» **WHAT IS NEEDED**:
Repeat the data verbatim.

» **MATERIAL PROVIDED**:
— start —

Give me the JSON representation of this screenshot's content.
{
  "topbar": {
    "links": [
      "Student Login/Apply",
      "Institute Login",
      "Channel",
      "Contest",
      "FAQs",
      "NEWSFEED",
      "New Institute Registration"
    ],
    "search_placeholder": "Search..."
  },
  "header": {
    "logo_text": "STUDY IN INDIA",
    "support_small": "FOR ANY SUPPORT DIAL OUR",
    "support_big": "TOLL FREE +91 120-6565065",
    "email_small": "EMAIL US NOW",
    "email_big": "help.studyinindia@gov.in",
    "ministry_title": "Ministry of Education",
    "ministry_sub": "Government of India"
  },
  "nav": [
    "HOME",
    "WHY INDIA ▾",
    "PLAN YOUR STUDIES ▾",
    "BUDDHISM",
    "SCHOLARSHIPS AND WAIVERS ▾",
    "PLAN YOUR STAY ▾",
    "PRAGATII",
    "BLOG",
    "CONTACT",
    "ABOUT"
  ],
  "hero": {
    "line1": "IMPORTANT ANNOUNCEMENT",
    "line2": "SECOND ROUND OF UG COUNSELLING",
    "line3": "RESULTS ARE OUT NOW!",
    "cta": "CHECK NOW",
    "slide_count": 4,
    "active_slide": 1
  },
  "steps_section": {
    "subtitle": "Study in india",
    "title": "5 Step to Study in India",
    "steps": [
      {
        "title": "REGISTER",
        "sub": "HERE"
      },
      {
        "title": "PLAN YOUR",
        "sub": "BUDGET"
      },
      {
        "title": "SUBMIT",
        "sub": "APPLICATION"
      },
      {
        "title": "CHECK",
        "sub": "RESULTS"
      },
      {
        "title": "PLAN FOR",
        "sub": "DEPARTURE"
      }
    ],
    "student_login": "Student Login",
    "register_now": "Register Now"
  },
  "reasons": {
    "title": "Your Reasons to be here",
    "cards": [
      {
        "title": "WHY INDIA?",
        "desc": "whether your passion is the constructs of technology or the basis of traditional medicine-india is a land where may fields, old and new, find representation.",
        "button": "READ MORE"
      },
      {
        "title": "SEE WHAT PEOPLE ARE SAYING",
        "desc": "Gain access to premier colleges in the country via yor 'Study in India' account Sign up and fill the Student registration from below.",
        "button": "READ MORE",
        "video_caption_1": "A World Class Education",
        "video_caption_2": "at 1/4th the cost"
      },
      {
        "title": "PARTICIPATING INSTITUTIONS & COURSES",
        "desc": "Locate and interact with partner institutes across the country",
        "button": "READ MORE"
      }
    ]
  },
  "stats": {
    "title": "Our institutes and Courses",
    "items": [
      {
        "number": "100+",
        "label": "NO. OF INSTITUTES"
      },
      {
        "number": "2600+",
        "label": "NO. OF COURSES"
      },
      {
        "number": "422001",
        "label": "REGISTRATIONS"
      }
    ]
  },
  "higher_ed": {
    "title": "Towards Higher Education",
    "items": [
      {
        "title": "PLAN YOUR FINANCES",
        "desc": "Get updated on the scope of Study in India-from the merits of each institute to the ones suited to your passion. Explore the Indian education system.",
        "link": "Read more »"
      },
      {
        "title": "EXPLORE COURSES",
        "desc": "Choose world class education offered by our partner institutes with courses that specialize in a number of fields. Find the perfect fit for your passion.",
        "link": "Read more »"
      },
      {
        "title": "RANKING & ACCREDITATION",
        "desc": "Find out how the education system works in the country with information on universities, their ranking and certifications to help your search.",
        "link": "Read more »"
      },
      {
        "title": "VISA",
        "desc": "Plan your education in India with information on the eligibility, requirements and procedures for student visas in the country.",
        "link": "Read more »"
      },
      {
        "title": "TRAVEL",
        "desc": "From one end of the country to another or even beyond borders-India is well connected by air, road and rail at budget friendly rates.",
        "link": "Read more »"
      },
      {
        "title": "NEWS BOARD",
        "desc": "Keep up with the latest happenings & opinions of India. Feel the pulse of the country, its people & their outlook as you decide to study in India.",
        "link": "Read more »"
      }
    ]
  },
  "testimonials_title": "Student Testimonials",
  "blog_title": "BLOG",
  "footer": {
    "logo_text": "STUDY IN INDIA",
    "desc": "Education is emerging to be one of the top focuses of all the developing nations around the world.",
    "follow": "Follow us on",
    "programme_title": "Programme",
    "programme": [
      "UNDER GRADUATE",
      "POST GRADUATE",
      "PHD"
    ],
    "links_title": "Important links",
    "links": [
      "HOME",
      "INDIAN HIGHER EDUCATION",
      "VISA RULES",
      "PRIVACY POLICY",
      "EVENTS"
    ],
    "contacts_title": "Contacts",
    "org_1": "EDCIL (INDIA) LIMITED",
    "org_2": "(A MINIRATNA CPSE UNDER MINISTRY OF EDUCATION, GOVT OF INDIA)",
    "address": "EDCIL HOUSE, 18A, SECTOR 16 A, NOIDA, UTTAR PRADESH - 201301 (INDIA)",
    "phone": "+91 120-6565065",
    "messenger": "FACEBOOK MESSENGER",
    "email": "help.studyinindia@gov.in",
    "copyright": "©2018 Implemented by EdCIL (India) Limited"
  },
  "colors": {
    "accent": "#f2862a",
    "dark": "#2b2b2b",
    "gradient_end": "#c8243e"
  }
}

— end —

» **RESPONSE**:
Give me the JSON representation of this screenshot's content.
{
  "topbar": {
    "links": [
      "Student Login/Apply",
      "Institute Login",
      "Channel",
      "Contest",
      "FAQs",
      "NEWSFEED",
      "New Institute Registration"
    ],
    "search_placeholder": "Search..."
  },
  "header": {
    "logo_text": "STUDY IN INDIA",
    "support_small": "FOR ANY SUPPORT DIAL OUR",
    "support_big": "TOLL FREE +91 120-6565065",
    "email_small": "EMAIL US NOW",
    "email_big": "help.studyinindia@gov.in",
    "ministry_title": "Ministry of Education",
    "ministry_sub": "Government of India"
  },
  "nav": [
    "HOME",
    "WHY INDIA ▾",
    "PLAN YOUR STUDIES ▾",
    "BUDDHISM",
    "SCHOLARSHIPS AND WAIVERS ▾",
    "PLAN YOUR STAY ▾",
    "PRAGATII",
    "BLOG",
    "CONTACT",
    "ABOUT"
  ],
  "hero": {
    "line1": "IMPORTANT ANNOUNCEMENT",
    "line2": "SECOND ROUND OF UG COUNSELLING",
    "line3": "RESULTS ARE OUT NOW!",
    "cta": "CHECK NOW",
    "slide_count": 4,
    "active_slide": 1
  },
  "steps_section": {
    "subtitle": "Study in india",
    "title": "5 Step to Study in India",
    "steps": [
      {
        "title": "REGISTER",
        "sub": "HERE"
      },
      {
        "title": "PLAN YOUR",
        "sub": "BUDGET"
      },
      {
        "title": "SUBMIT",
        "sub": "APPLICATION"
      },
      {
        "title": "CHECK",
        "sub": "RESULTS"
      },
      {
        "title": "PLAN FOR",
        "sub": "DEPARTURE"
      }
    ],
    "student_login": "Student Login",
    "register_now": "Register Now"
  },
  "reasons": {
    "title": "Your Reasons to be here",
    "cards": [
      {
        "title": "WHY INDIA?",
        "desc": "whether your passion is the constructs of technology or the basis of traditional medicine-india is a land where may fields, old and new, find representation.",
        "button": "READ MORE"
      },
      {
        "title": "SEE WHAT PEOPLE ARE SAYING",
        "desc": "Gain access to premier colleges in the country via yor 'Study in India' account Sign up and fill the Student registration from below.",
        "button": "READ MORE",
        "video_caption_1": "A World Class Education",
        "video_caption_2": "at 1/4th the cost"
      },
      {
        "title": "PARTICIPATING INSTITUTIONS & COURSES",
        "desc": "Locate and interact with partner institutes across the country",
        "button": "READ MORE"
      }
    ]
  },
  "stats": {
    "title": "Our institutes and Courses",
    "items": [
      {
        "number": "100+",
        "label": "NO. OF INSTITUTES"
      },
      {
        "number": "2600+",
        "label": "NO. OF COURSES"
      },
      {
        "number": "422001",
        "label": "REGISTRATIONS"
      }
    ]
  },
  "higher_ed": {
    "title": "Towards Higher Education",
    "items": [
      {
        "title": "PLAN YOUR FINANCES",
        "desc": "Get updated on the scope of Study in India-from the merits of each institute to the ones suited to your passion. Explore the Indian education system.",
        "link": "Read more »"
      },
      {
        "title": "EXPLORE COURSES",
        "desc": "Choose world class education offered by our partner institutes with courses that specialize in a number of fields. Find the perfect fit for your passion.",
        "link": "Read more »"
      },
      {
        "title": "RANKING & ACCREDITATION",
        "desc": "Find out how the education system works in the country with information on universities, their ranking and certifications to help your search.",
        "link": "Read more »"
      },
      {
        "title": "VISA",
        "desc": "Plan your education in India with information on the eligibility, requirements and procedures for student visas in the country.",
        "link": "Read more »"
      },
      {
        "title": "TRAVEL",
        "desc": "From one end of the country to another or even beyond borders-India is well connected by air, road and rail at budget friendly rates.",
        "link": "Read more »"
      },
      {
        "title": "NEWS BOARD",
        "desc": "Keep up with the latest happenings & opinions of India. Feel the pulse of the country, its people & their outlook as you decide to study in India.",
        "link": "Read more »"
      }
    ]
  },
  "testimonials_title": "Student Testimonials",
  "blog_title": "BLOG",
  "footer": {
    "logo_text": "STUDY IN INDIA",
    "desc": "Education is emerging to be one of the top focuses of all the developing nations around the world.",
    "follow": "Follow us on",
    "programme_title": "Programme",
    "programme": [
      "UNDER GRADUATE",
      "POST GRADUATE",
      "PHD"
    ],
    "links_title": "Important links",
    "links": [
      "HOME",
      "INDIAN HIGHER EDUCATION",
      "VISA RULES",
      "PRIVACY POLICY",
      "EVENTS"
    ],
    "contacts_title": "Contacts",
    "org_1": "EDCIL (INDIA) LIMITED",
    "org_2": "(A MINIRATNA CPSE UNDER MINISTRY OF EDUCATION, GOVT OF INDIA)",
    "address": "EDCIL HOUSE, 18A, SECTOR 16 A, NOIDA, UTTAR PRADESH - 201301 (INDIA)",
    "phone": "+91 120-6565065",
    "messenger": "FACEBOOK MESSENGER",
    "email": "help.studyinindia@gov.in",
    "copyright": "©2018 Implemented by EdCIL (India) Limited"
  },
  "colors": {
    "accent": "#f2862a",
    "dark": "#2b2b2b",
    "gradient_end": "#c8243e"
  }
}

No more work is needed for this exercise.